> _Do this_:
Give every line of the material again, exactly as written.

(Stored data)
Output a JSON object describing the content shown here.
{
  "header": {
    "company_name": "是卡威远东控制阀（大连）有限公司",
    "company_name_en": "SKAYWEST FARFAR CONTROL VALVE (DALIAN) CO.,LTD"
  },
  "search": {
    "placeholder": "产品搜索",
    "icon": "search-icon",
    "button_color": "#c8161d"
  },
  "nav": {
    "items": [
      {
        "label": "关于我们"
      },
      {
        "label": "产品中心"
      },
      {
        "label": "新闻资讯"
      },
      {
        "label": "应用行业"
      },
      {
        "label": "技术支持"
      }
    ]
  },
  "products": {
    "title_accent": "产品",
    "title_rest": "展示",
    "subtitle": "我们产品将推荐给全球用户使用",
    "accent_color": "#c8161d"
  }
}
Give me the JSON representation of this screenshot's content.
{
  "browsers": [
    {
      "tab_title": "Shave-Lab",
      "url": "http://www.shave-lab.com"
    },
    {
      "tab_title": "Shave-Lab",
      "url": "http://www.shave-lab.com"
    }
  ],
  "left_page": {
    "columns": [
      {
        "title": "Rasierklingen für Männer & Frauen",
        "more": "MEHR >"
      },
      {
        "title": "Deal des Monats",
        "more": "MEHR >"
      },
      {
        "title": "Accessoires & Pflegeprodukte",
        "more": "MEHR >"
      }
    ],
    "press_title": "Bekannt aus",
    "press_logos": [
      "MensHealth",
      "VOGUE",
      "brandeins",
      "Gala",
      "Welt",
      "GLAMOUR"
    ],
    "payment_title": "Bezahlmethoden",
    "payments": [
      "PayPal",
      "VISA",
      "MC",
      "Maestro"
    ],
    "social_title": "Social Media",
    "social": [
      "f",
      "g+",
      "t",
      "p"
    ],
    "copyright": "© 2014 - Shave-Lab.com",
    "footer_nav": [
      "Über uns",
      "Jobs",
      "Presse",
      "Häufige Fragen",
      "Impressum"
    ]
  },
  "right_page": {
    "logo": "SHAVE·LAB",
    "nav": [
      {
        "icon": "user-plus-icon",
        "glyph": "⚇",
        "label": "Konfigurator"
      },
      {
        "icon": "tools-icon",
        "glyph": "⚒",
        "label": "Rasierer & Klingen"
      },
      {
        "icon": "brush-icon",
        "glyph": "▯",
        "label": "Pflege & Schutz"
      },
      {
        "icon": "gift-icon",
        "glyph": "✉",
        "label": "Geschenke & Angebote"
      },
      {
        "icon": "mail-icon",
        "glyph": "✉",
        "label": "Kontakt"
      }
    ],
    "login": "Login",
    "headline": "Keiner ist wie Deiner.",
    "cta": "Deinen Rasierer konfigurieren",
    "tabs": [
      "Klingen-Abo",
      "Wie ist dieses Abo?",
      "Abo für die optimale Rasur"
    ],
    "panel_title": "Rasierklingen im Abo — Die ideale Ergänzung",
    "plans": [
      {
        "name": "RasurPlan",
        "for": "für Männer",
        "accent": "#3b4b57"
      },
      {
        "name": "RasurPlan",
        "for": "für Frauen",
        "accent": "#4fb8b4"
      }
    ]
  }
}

> _Exercise output_:
Output a JSON object describing the content shown here.
{
  "header": {
    "company_name": "是卡威远东控制阀（大连）有限公司",
    "company_name_en": "SKAYWEST FARFAR CONTROL VALVE (DALIAN) CO.,LTD"
  },
  "search": {
    "placeholder": "产品搜索",
    "icon": "search-icon",
    "button_color": "#c8161d"
  },
  "nav": {
    "items": [
      {
        "label": "关于我们"
      },
      {
        "label": "产品中心"
      },
      {
        "label": "新闻资讯"
      },
      {
        "label": "应用行业"
      },
      {
        "label": "技术支持"
      }
    ]
  },
  "products": {
    "title_accent": "产品",
    "title_rest": "展示",
    "subtitle": "我们产品将推荐给全球用户使用",
    "accent_color": "#c8161d"
  }
}
Give me the JSON representation of this screenshot's content.
{
  "browsers": [
    {
      "tab_title": "Shave-Lab",
      "url": "http://www.shave-lab.com"
    },
    {
      "tab_title": "Shave-Lab",
      "url": "http://www.shave-lab.com"
    }
  ],
  "left_page": {
    "columns": [
      {
        "title": "Rasierklingen für Männer & Frauen",
        "more": "MEHR >"
      },
      {
        "title": "Deal des Monats",
        "more": "MEHR >"
      },
      {
        "title": "Accessoires & Pflegeprodukte",
        "more": "MEHR >"
      }
    ],
    "press_title": "Bekannt aus",
    "press_logos": [
      "MensHealth",
      "VOGUE",
      "brandeins",
      "Gala",
      "Welt",
      "GLAMOUR"
    ],
    "payment_title": "Bezahlmethoden",
    "payments": [
      "PayPal",
      "VISA",
      "MC",
      "Maestro"
    ],
    "social_title": "Social Media",
    "social": [
      "f",
      "g+",
      "t",
      "p"
    ],
    "copyright": "© 2014 - Shave-Lab.com",
    "footer_nav": [
      "Über uns",
      "Jobs",
      "Presse",
      "Häufige Fragen",
      "Impressum"
    ]
  },
  "right_page": {
    "logo": "SHAVE·LAB",
    "nav": [
      {
        "icon": "user-plus-icon",
        "glyph": "⚇",
        "label": "Konfigurator"
      },
      {
        "icon": "tools-icon",
        "glyph": "⚒",
        "label": "Rasierer & Klingen"
      },
      {
        "icon": "brush-icon",
        "glyph": "▯",
        "label": "Pflege & Schutz"
      },
      {
        "icon": "gift-icon",
        "glyph": "✉",
        "label": "Geschenke & Angebote"
      },
      {
        "icon": "mail-icon",
        "glyph": "✉",
        "label": "Kontakt"
      }
    ],
    "login": "Login",
    "headline": "Keiner ist wie Deiner.",
    "cta": "Deinen Rasierer konfigurieren",
    "tabs": [
      "Klingen-Abo",
      "Wie ist dieses Abo?",
      "Abo für die optimale Rasur"
    ],
    "panel_title": "Rasierklingen im Abo — Die ideale Ergänzung",
    "plans": [
      {
        "name": "RasurPlan",
        "for": "für Männer",
        "accent": "#3b4b57"
      },
      {
        "name": "RasurPlan",
        "for": "für Frauen",
        "accent": "#4fb8b4"
      }
    ]
  }
}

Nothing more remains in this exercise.